Parts of the exercise>
1. List every character named in the comments about the book.
2. Update the comments about the book from "Hmmm, I think" to "didn't seem real.", replacing "consequence" with "result".
3. Based on the comments about the book, state whether each statement is true: (a) Will is held responsible for how Joe turned out. (b) Lorna and Chrissa are described as having large roles. (c) Joe is described as rude to Mary Ann.

[these comments are taken from a mailing list discussion, they're out of context and contain spoilers]
I had trouble finding any sympathetic characters in this book, I think
Savannah was probably the only person who felt real to me, but that's
probably another question. I didn't like Joe much but I felt that
this was all Will's fault. Will was moulding Joe to be a better
version of himself and it didn't seem to me that that was what Joe had
needed, it seemed rather an abuse of Joe's character to me.
Hmmm, I think I found little favour in anyone because I didn't feel
most of them were very real. Something about this book just didn't
work for me. Joe didn't seem like a real character to me and as a
consequence nearly everyone I saw through his eyes didn't seem real.
Joe was polite to the point of stiltedness even with Mary Ann and that
seemed off to me, I couldn't see him having stayed so polite with the
person acting as his mother all the way from the age of 5 to 24, and
that reflected badly on Mary Ann to me. I wasn't convinced that June
was after him in himself. I'd have felt better about her if she'd let
the ruby bracelet sink and told Joe it was him she was interested in
and not material things whether they were rubies or scars. Lorna and
Chrissa did seem like more sympathetic characters because they had
smaller roles and so Joe's viewpoint didn't intrude so much on my view
of them.
I think Savannah came over as more of a sympathetic character to me
because she was more on Joe's wavelength, she had the same kind of
mannered surface that comes of being a mature child who doesn't fit
into an adult world, which is sort of what Joe is too. So she seemed
more real in Joe's world than the adults around her and therefore I
was more favourably inclined towards her.

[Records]
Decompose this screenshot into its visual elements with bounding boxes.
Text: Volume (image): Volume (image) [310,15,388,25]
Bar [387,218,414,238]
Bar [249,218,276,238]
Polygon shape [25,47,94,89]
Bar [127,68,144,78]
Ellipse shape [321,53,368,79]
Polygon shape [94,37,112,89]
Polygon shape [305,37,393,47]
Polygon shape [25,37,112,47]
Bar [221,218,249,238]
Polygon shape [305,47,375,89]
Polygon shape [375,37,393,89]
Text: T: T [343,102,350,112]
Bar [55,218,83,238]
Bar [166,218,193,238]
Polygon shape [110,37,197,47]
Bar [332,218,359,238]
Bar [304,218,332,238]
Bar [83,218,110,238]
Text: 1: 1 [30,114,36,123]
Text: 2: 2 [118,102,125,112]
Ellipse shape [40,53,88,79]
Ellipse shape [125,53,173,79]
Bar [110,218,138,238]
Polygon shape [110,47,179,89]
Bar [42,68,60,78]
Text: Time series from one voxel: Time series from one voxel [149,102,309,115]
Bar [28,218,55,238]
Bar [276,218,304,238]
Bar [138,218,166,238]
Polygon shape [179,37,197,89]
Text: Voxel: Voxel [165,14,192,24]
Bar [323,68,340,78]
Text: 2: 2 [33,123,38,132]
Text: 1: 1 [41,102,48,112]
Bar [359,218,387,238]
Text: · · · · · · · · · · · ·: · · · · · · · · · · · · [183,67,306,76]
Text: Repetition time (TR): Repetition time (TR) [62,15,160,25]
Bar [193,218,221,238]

Solved tasks>
1. Savannah, Joe, Will, Mary Ann, June, Lorna, Chrissa

2.
Hmmm, I think I found little favour in anyone because I didn't feel
most of them were very real. Something about this book just didn't
work for me. Joe didn't seem like a real character to me and as a
result nearly everyone I saw through his eyes didn't seem real.

3.
(a) Yes: "I felt that this was all Will's fault."
(b) No: "because they had smaller roles"
(c) No: "Joe was polite to the point of stiltedness even with Mary Ann"